Element and coordinate items:
════

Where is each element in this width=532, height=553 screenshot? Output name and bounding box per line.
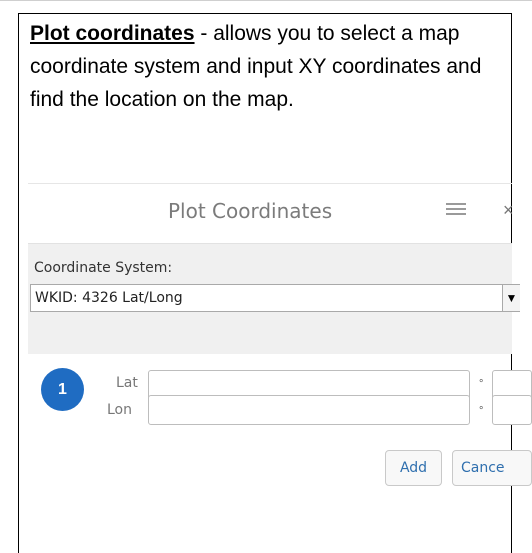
plot-coordinates-heading: Plot coordinates bbox=[30, 22, 195, 45]
coordinate-system-label: Coordinate System: bbox=[34, 260, 173, 276]
hamburger-menu-icon[interactable] bbox=[446, 203, 466, 217]
intro-paragraph: Plot coordinates - allows you to select … bbox=[30, 17, 508, 116]
lon-label: Lon bbox=[107, 402, 132, 418]
point-number-badge: 1 bbox=[41, 368, 84, 411]
lon-input[interactable] bbox=[148, 395, 470, 425]
lon-minutes-input[interactable] bbox=[492, 395, 532, 425]
chevron-down-icon[interactable]: ▼ bbox=[502, 285, 520, 311]
coordinate-system-select[interactable]: WKID: 4326 Lat/Long ▼ bbox=[30, 284, 520, 312]
cancel-button[interactable]: Cance bbox=[452, 450, 532, 486]
coordinate-system-value: WKID: 4326 Lat/Long bbox=[35, 290, 183, 306]
add-button[interactable]: Add bbox=[385, 450, 442, 486]
lon-degree-symbol: ° bbox=[479, 405, 484, 417]
panel-title: Plot Coordinates bbox=[168, 199, 333, 223]
close-icon[interactable]: × bbox=[503, 200, 514, 221]
panel-header-divider bbox=[28, 183, 512, 184]
lat-label: Lat bbox=[116, 375, 138, 391]
page-top-divider bbox=[0, 0, 532, 1]
lat-degree-symbol: ° bbox=[479, 378, 484, 390]
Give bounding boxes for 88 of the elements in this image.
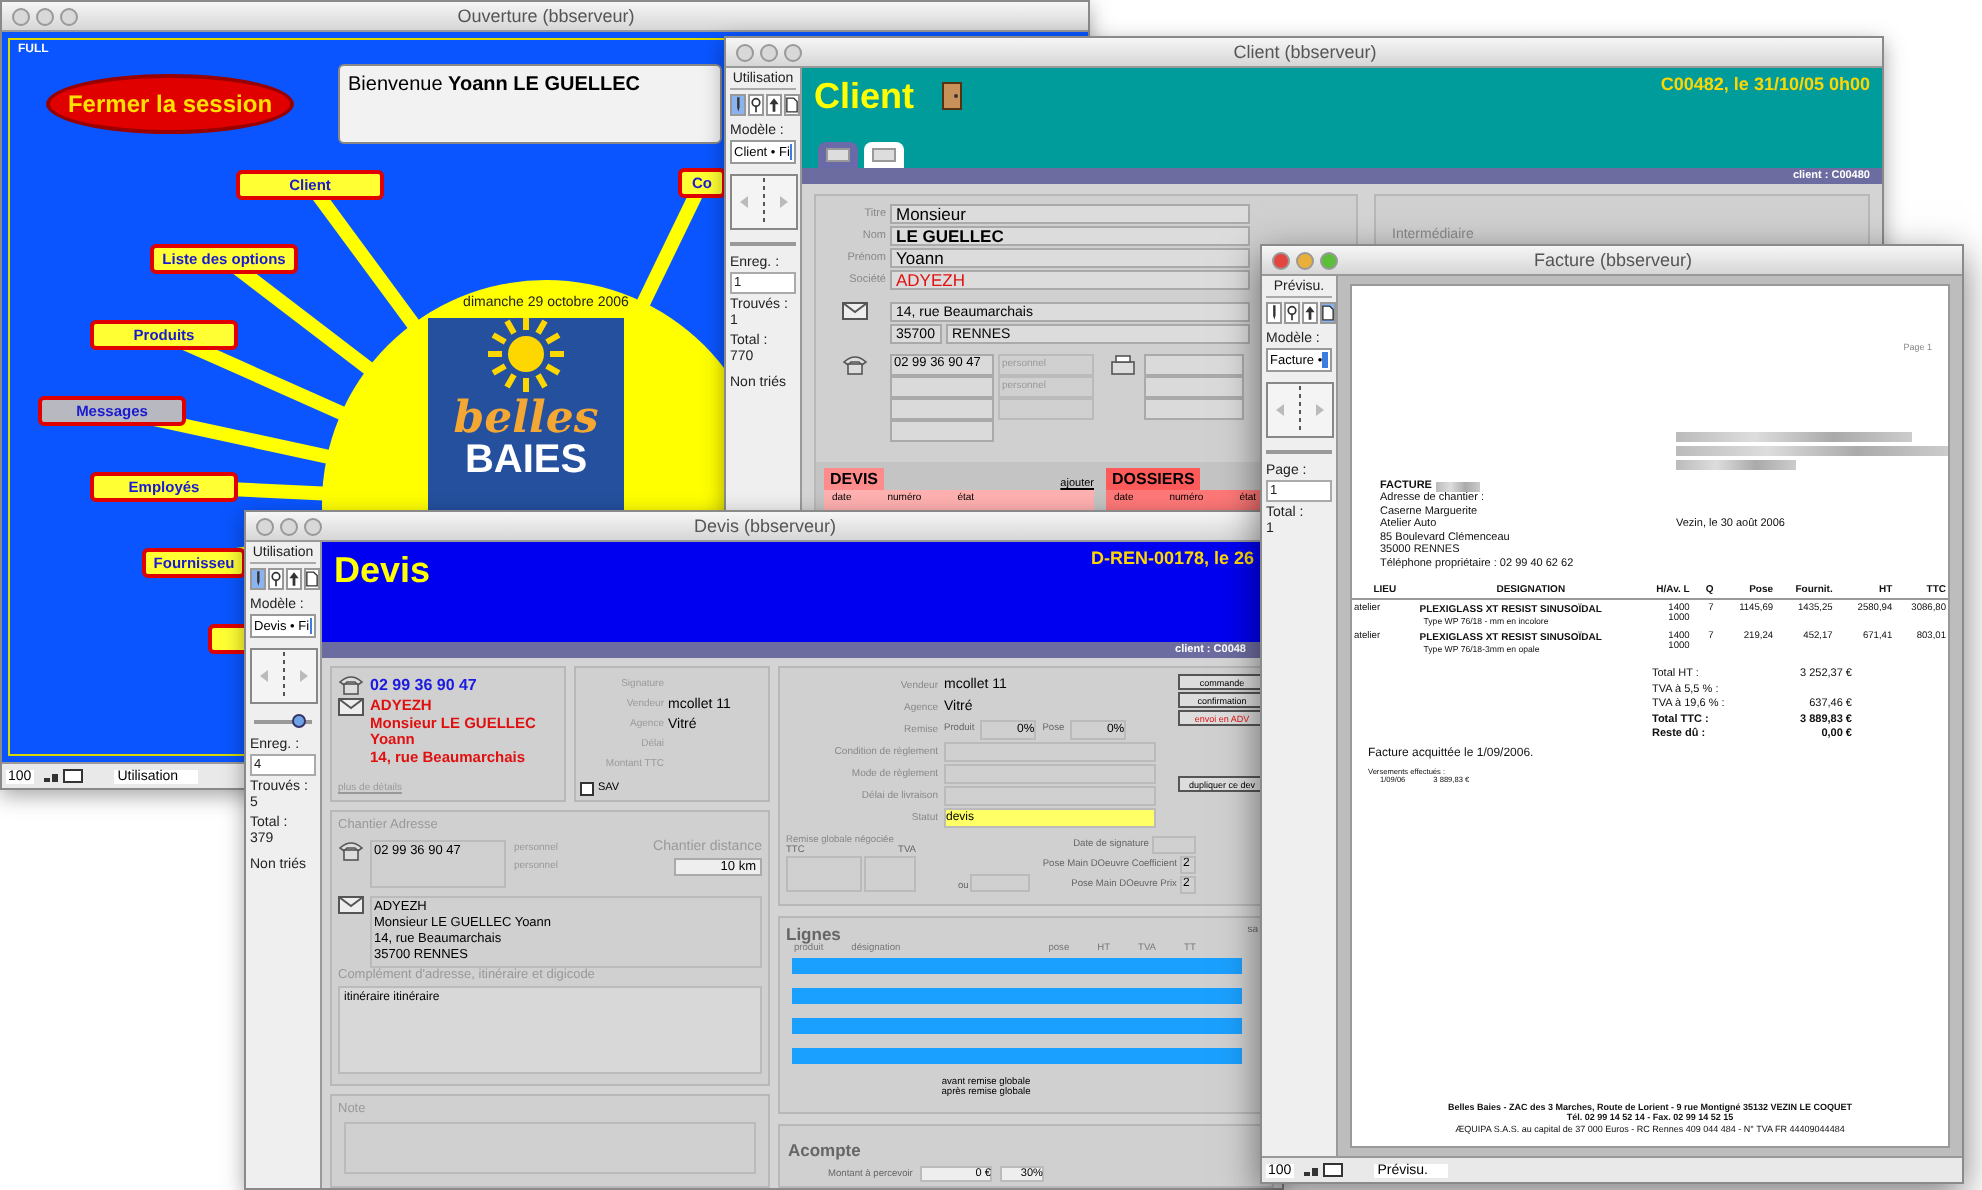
tab[interactable] [818, 142, 858, 168]
fax-field[interactable] [1144, 376, 1244, 398]
text-field[interactable]: Yoann [890, 247, 1250, 267]
phone-field[interactable] [890, 398, 994, 420]
fax-icon [1110, 354, 1136, 376]
line-row[interactable] [792, 987, 1242, 1004]
tool-button[interactable] [1320, 302, 1336, 324]
tool-button[interactable] [268, 568, 284, 590]
window-control-button[interactable] [36, 7, 54, 25]
pencil-icon [1268, 304, 1280, 322]
window-control-button[interactable] [60, 7, 78, 25]
line-row[interactable] [792, 1017, 1242, 1034]
tool-button[interactable] [766, 94, 782, 116]
tab[interactable] [864, 142, 904, 168]
search-icon [750, 96, 762, 114]
fax-field[interactable] [1144, 398, 1244, 420]
window-control-button[interactable] [1320, 251, 1338, 269]
window-title: Ouverture (bbserveur) [457, 6, 635, 26]
search-icon [1286, 304, 1298, 322]
window-control-button[interactable] [304, 517, 322, 535]
up-arrow-icon [1304, 304, 1316, 322]
window-control-button[interactable] [256, 517, 274, 535]
phone-number: 02 99 36 90 47 [370, 676, 477, 694]
envelope-icon [338, 896, 364, 914]
phone-field[interactable] [890, 420, 994, 442]
phone-field[interactable] [890, 376, 994, 398]
text-field[interactable]: Monsieur [890, 203, 1250, 223]
tool-button[interactable] [1302, 302, 1318, 324]
fax-field[interactable] [1144, 354, 1244, 376]
section-title: Acompte [788, 1140, 861, 1160]
tool-button[interactable] [1284, 302, 1300, 324]
zoom-icon[interactable] [41, 768, 86, 784]
page-icon [786, 96, 798, 114]
telephone-icon [841, 354, 867, 376]
telephone-icon [338, 674, 364, 696]
window-control-button[interactable] [1272, 251, 1290, 269]
section-title: Lignes [786, 923, 841, 944]
tool-button[interactable] [1266, 302, 1282, 324]
up-arrow-icon [288, 570, 300, 588]
envelope-icon [841, 302, 867, 320]
zoom-icon[interactable] [1301, 1162, 1346, 1178]
welcome-message: Bienvenue Yoann LE GUELLEC [338, 64, 722, 144]
redacted-block [1435, 481, 1480, 491]
section-title: DEVIS [824, 468, 885, 490]
text-field[interactable]: LE GUELLEC [890, 225, 1250, 245]
form-heading: Devis [334, 548, 431, 592]
logo-text: belles [453, 398, 599, 438]
window-title: Facture (bbserveur) [1533, 250, 1693, 270]
checkbox[interactable] [580, 781, 594, 795]
redacted-block [1676, 460, 1796, 470]
tool-button[interactable] [730, 94, 746, 116]
line-row[interactable] [792, 1047, 1242, 1064]
book-icon[interactable] [730, 174, 798, 230]
window-control-button[interactable] [12, 7, 30, 25]
book-icon[interactable] [250, 648, 318, 704]
tool-button[interactable] [286, 568, 302, 590]
telephone-icon [338, 840, 364, 862]
up-arrow-icon [768, 96, 780, 114]
window-control-button[interactable] [784, 43, 802, 61]
tool-button[interactable] [304, 568, 320, 590]
pencil-icon [252, 570, 264, 588]
door-icon [942, 82, 963, 110]
record-info: D-REN-00178, le 26 [1090, 548, 1256, 568]
record-info: C00482, le 31/10/05 0h00 [1660, 74, 1870, 94]
search-icon [270, 570, 282, 588]
card-icon [826, 148, 850, 162]
tool-button[interactable] [784, 94, 800, 116]
logout-button[interactable]: Fermer la session [46, 74, 294, 134]
page-icon [1322, 304, 1334, 322]
line-row[interactable] [792, 957, 1242, 974]
section-title: DOSSIERS [1106, 468, 1201, 490]
text-field[interactable]: ADYEZH [890, 269, 1250, 289]
tool-button[interactable] [250, 568, 266, 590]
page-icon [306, 570, 318, 588]
window-control-button[interactable] [1296, 251, 1314, 269]
window-control-button[interactable] [736, 43, 754, 61]
book-icon[interactable] [1266, 382, 1334, 438]
tool-button[interactable] [748, 94, 764, 116]
pencil-icon [732, 96, 744, 114]
envelope-icon [338, 698, 364, 716]
window-control-button[interactable] [760, 43, 778, 61]
window-title: Devis (bbserveur) [693, 516, 837, 536]
form-heading: Client [814, 74, 915, 118]
logo-text: BAIES [464, 438, 588, 482]
card-icon [872, 148, 896, 162]
slider-thumb[interactable] [292, 714, 307, 728]
window-title: Client (bbserveur) [1233, 42, 1377, 62]
window-control-button[interactable] [280, 517, 298, 535]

════

**The request**
Reproduce both items above verbatim, line for line, leaving out the pictures.

**Expected answer**
Where is each element in this width=532, height=553 screenshot? Output name and bounding box per line.
plot-coordinates-heading: Plot coordinates bbox=[30, 22, 195, 45]
coordinate-system-label: Coordinate System: bbox=[34, 260, 173, 276]
hamburger-menu-icon[interactable] bbox=[446, 203, 466, 217]
intro-paragraph: Plot coordinates - allows you to select … bbox=[30, 17, 508, 116]
lon-label: Lon bbox=[107, 402, 132, 418]
point-number-badge: 1 bbox=[41, 368, 84, 411]
lon-input[interactable] bbox=[148, 395, 470, 425]
lon-minutes-input[interactable] bbox=[492, 395, 532, 425]
chevron-down-icon[interactable]: ▼ bbox=[502, 285, 520, 311]
coordinate-system-select[interactable]: WKID: 4326 Lat/Long ▼ bbox=[30, 284, 520, 312]
cancel-button[interactable]: Cance bbox=[452, 450, 532, 486]
coordinate-system-value: WKID: 4326 Lat/Long bbox=[35, 290, 183, 306]
add-button[interactable]: Add bbox=[385, 450, 442, 486]
lon-degree-symbol: ° bbox=[479, 405, 484, 417]
panel-title: Plot Coordinates bbox=[168, 199, 333, 223]
close-icon[interactable]: × bbox=[503, 200, 514, 221]
panel-header-divider bbox=[28, 183, 512, 184]
lat-label: Lat bbox=[116, 375, 138, 391]
page-top-divider bbox=[0, 0, 532, 1]
lat-degree-symbol: ° bbox=[479, 378, 484, 390]
Give bounding boxes for 88 of the elements in this image.
tab[interactable] [818, 142, 858, 168]
fax-field[interactable] [1144, 376, 1244, 398]
text-field[interactable]: Yoann [890, 247, 1250, 267]
phone-field[interactable] [890, 398, 994, 420]
fax-icon [1110, 354, 1136, 376]
line-row[interactable] [792, 987, 1242, 1004]
tool-button[interactable] [1320, 302, 1336, 324]
tool-button[interactable] [268, 568, 284, 590]
window-control-button[interactable] [36, 7, 54, 25]
pencil-icon [1268, 304, 1280, 322]
window-control-button[interactable] [60, 7, 78, 25]
line-row[interactable] [792, 1017, 1242, 1034]
tool-button[interactable] [766, 94, 782, 116]
tab[interactable] [864, 142, 904, 168]
search-icon [750, 96, 762, 114]
fax-field[interactable] [1144, 398, 1244, 420]
window-control-button[interactable] [1320, 251, 1338, 269]
window-title: Ouverture (bbserveur) [457, 6, 635, 26]
search-icon [1286, 304, 1298, 322]
window-control-button[interactable] [304, 517, 322, 535]
up-arrow-icon [1304, 304, 1316, 322]
window-control-button[interactable] [256, 517, 274, 535]
phone-number: 02 99 36 90 47 [370, 676, 477, 694]
envelope-icon [338, 896, 364, 914]
phone-field[interactable] [890, 420, 994, 442]
phone-field[interactable] [890, 376, 994, 398]
text-field[interactable]: Monsieur [890, 203, 1250, 223]
tool-button[interactable] [1302, 302, 1318, 324]
fax-field[interactable] [1144, 354, 1244, 376]
section-title: Acompte [788, 1140, 861, 1160]
tool-button[interactable] [1284, 302, 1300, 324]
zoom-icon[interactable] [41, 768, 86, 784]
page-icon [786, 96, 798, 114]
telephone-icon [841, 354, 867, 376]
telephone-icon [338, 674, 364, 696]
window-control-button[interactable] [1272, 251, 1290, 269]
section-title: Lignes [786, 923, 841, 944]
tool-button[interactable] [1266, 302, 1282, 324]
up-arrow-icon [288, 570, 300, 588]
envelope-icon [841, 302, 867, 320]
zoom-icon[interactable] [1301, 1162, 1346, 1178]
welcome-message: Bienvenue Yoann LE GUELLEC [338, 64, 722, 144]
redacted-block [1435, 481, 1480, 491]
section-title: DEVIS [824, 468, 885, 490]
text-field[interactable]: LE GUELLEC [890, 225, 1250, 245]
form-heading: Devis [334, 548, 431, 592]
logo-text: belles [453, 398, 599, 438]
window-title: Facture (bbserveur) [1533, 250, 1693, 270]
checkbox[interactable] [580, 781, 594, 795]
redacted-block [1676, 460, 1796, 470]
tool-button[interactable] [730, 94, 746, 116]
line-row[interactable] [792, 1047, 1242, 1064]
book-icon[interactable] [730, 174, 798, 230]
window-control-button[interactable] [12, 7, 30, 25]
book-icon[interactable] [250, 648, 318, 704]
tool-button[interactable] [286, 568, 302, 590]
telephone-icon [338, 840, 364, 862]
up-arrow-icon [768, 96, 780, 114]
window-control-button[interactable] [784, 43, 802, 61]
tool-button[interactable] [304, 568, 320, 590]
pencil-icon [252, 570, 264, 588]
door-icon [942, 82, 963, 110]
record-info: D-REN-00178, le 26 [1090, 548, 1256, 568]
record-info: C00482, le 31/10/05 0h00 [1660, 74, 1870, 94]
search-icon [270, 570, 282, 588]
card-icon [826, 148, 850, 162]
tool-button[interactable] [784, 94, 800, 116]
logout-button[interactable]: Fermer la session [46, 74, 294, 134]
page-icon [1322, 304, 1334, 322]
line-row[interactable] [792, 957, 1242, 974]
section-title: DOSSIERS [1106, 468, 1201, 490]
text-field[interactable]: ADYEZH [890, 269, 1250, 289]
tool-button[interactable] [250, 568, 266, 590]
page-icon [306, 570, 318, 588]
window-control-button[interactable] [1296, 251, 1314, 269]
window-control-button[interactable] [736, 43, 754, 61]
book-icon[interactable] [1266, 382, 1334, 438]
tool-button[interactable] [748, 94, 764, 116]
pencil-icon [732, 96, 744, 114]
envelope-icon [338, 698, 364, 716]
window-control-button[interactable] [760, 43, 778, 61]
window-title: Devis (bbserveur) [693, 516, 837, 536]
form-heading: Client [814, 74, 915, 118]
logo-text: BAIES [464, 438, 588, 482]
card-icon [872, 148, 896, 162]
slider-thumb[interactable] [292, 714, 307, 728]
window-title: Client (bbserveur) [1233, 42, 1377, 62]
window-control-button[interactable] [280, 517, 298, 535]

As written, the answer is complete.